*WHAT IS REQUIRED*
Write down every entry below once more, exactly.
— BEGIN SOURCE MATERIAL —
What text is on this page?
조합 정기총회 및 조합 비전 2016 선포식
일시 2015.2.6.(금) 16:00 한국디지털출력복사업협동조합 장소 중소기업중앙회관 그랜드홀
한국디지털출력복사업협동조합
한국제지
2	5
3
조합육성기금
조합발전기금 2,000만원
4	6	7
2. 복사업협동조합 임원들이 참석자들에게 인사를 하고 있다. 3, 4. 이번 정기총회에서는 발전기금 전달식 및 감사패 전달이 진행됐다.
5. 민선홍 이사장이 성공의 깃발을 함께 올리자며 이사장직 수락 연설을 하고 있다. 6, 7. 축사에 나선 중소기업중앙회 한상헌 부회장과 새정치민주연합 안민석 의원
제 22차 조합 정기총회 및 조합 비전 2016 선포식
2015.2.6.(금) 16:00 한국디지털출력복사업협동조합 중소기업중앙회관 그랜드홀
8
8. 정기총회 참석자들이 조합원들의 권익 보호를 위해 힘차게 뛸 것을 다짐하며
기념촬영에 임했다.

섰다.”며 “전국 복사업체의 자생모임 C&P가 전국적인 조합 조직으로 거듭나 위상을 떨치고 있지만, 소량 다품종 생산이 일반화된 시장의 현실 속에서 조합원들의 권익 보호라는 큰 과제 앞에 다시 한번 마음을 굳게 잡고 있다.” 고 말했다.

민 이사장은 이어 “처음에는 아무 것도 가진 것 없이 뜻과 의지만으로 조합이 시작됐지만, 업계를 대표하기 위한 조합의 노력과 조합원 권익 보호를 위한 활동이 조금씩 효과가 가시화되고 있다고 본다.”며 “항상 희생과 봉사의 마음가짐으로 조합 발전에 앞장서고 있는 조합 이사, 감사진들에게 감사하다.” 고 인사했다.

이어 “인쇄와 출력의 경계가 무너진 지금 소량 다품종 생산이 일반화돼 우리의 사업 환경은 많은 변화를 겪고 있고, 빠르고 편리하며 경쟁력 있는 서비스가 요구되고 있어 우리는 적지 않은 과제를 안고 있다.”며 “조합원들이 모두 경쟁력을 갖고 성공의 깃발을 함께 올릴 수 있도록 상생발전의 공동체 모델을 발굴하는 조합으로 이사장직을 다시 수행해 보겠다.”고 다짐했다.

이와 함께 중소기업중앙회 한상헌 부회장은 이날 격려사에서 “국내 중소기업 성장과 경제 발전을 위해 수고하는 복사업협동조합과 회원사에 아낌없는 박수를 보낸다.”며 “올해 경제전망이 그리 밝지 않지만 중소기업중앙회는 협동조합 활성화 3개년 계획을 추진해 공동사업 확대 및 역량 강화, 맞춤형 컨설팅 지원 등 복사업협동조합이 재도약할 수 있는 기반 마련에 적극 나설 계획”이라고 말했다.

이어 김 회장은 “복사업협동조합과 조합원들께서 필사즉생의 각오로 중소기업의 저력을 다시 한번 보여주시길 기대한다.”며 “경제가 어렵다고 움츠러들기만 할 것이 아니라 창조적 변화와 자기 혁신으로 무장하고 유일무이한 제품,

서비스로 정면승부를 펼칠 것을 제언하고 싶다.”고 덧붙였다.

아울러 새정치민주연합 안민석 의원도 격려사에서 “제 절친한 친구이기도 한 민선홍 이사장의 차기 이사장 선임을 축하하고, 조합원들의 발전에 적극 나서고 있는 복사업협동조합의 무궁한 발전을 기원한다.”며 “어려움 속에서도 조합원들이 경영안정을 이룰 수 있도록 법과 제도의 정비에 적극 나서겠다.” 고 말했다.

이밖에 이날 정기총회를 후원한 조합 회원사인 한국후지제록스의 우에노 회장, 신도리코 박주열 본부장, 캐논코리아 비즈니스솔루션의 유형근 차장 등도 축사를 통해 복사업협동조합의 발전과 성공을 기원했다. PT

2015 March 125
— END SOURCE MATERIAL —
*OUTPUT OF THE TASK*
What text is on this page?
조합 정기총회 및 조합 비전 2016 선포식
일시 2015.2.6.(금) 16:00 한국디지털출력복사업협동조합 장소 중소기업중앙회관 그랜드홀
한국디지털출력복사업협동조합
한국제지
2	5
3
조합육성기금
조합발전기금 2,000만원
4	6	7
2. 복사업협동조합 임원들이 참석자들에게 인사를 하고 있다. 3, 4. 이번 정기총회에서는 발전기금 전달식 및 감사패 전달이 진행됐다.
5. 민선홍 이사장이 성공의 깃발을 함께 올리자며 이사장직 수락 연설을 하고 있다. 6, 7. 축사에 나선 중소기업중앙회 한상헌 부회장과 새정치민주연합 안민석 의원
제 22차 조합 정기총회 및 조합 비전 2016 선포식
2015.2.6.(금) 16:00 한국디지털출력복사업협동조합 중소기업중앙회관 그랜드홀
8
8. 정기총회 참석자들이 조합원들의 권익 보호를 위해 힘차게 뛸 것을 다짐하며
기념촬영에 임했다.

섰다.”며 “전국 복사업체의 자생모임 C&P가 전국적인 조합 조직으로 거듭나 위상을 떨치고 있지만, 소량 다품종 생산이 일반화된 시장의 현실 속에서 조합원들의 권익 보호라는 큰 과제 앞에 다시 한번 마음을 굳게 잡고 있다.” 고 말했다.

민 이사장은 이어 “처음에는 아무 것도 가진 것 없이 뜻과 의지만으로 조합이 시작됐지만, 업계를 대표하기 위한 조합의 노력과 조합원 권익 보호를 위한 활동이 조금씩 효과가 가시화되고 있다고 본다.”며 “항상 희생과 봉사의 마음가짐으로 조합 발전에 앞장서고 있는 조합 이사, 감사진들에게 감사하다.” 고 인사했다.

이어 “인쇄와 출력의 경계가 무너진 지금 소량 다품종 생산이 일반화돼 우리의 사업 환경은 많은 변화를 겪고 있고, 빠르고 편리하며 경쟁력 있는 서비스가 요구되고 있어 우리는 적지 않은 과제를 안고 있다.”며 “조합원들이 모두 경쟁력을 갖고 성공의 깃발을 함께 올릴 수 있도록 상생발전의 공동체 모델을 발굴하는 조합으로 이사장직을 다시 수행해 보겠다.”고 다짐했다.

이와 함께 중소기업중앙회 한상헌 부회장은 이날 격려사에서 “국내 중소기업 성장과 경제 발전을 위해 수고하는 복사업협동조합과 회원사에 아낌없는 박수를 보낸다.”며 “올해 경제전망이 그리 밝지 않지만 중소기업중앙회는 협동조합 활성화 3개년 계획을 추진해 공동사업 확대 및 역량 강화, 맞춤형 컨설팅 지원 등 복사업협동조합이 재도약할 수 있는 기반 마련에 적극 나설 계획”이라고 말했다.

이어 김 회장은 “복사업협동조합과 조합원들께서 필사즉생의 각오로 중소기업의 저력을 다시 한번 보여주시길 기대한다.”며 “경제가 어렵다고 움츠러들기만 할 것이 아니라 창조적 변화와 자기 혁신으로 무장하고 유일무이한 제품,

서비스로 정면승부를 펼칠 것을 제언하고 싶다.”고 덧붙였다.

아울러 새정치민주연합 안민석 의원도 격려사에서 “제 절친한 친구이기도 한 민선홍 이사장의 차기 이사장 선임을 축하하고, 조합원들의 발전에 적극 나서고 있는 복사업협동조합의 무궁한 발전을 기원한다.”며 “어려움 속에서도 조합원들이 경영안정을 이룰 수 있도록 법과 제도의 정비에 적극 나서겠다.” 고 말했다.

이밖에 이날 정기총회를 후원한 조합 회원사인 한국후지제록스의 우에노 회장, 신도리코 박주열 본부장, 캐논코리아 비즈니스솔루션의 유형근 차장 등도 축사를 통해 복사업협동조합의 발전과 성공을 기원했다. PT

2015 March 125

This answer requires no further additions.